* **Exercise task**: All of the material below is to be repeated exactly.

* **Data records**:
* * * * *

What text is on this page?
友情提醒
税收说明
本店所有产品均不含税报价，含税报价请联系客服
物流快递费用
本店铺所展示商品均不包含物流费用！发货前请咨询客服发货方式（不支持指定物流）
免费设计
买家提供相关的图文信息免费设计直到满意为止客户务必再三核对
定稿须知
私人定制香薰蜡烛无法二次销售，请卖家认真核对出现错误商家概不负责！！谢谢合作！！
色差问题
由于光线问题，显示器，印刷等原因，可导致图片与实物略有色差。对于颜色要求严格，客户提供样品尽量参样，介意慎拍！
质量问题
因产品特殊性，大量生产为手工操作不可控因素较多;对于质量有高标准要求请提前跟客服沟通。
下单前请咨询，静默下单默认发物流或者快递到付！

* * * * *

* **Output of the exercise**:
What text is on this page?
友情提醒
税收说明
本店所有产品均不含税报价，含税报价请联系客服
物流快递费用
本店铺所展示商品均不包含物流费用！发货前请咨询客服发货方式（不支持指定物流）
免费设计
买家提供相关的图文信息免费设计直到满意为止客户务必再三核对
定稿须知
私人定制香薰蜡烛无法二次销售，请卖家认真核对出现错误商家概不负责！！谢谢合作！！
色差问题
由于光线问题，显示器，印刷等原因，可导致图片与实物略有色差。对于颜色要求严格，客户提供样品尽量参样，介意慎拍！
质量问题
因产品特殊性，大量生产为手工操作不可控因素较多;对于质量有高标准要求请提前跟客服沟通。
下单前请咨询，静默下单默认发物流或者快递到付！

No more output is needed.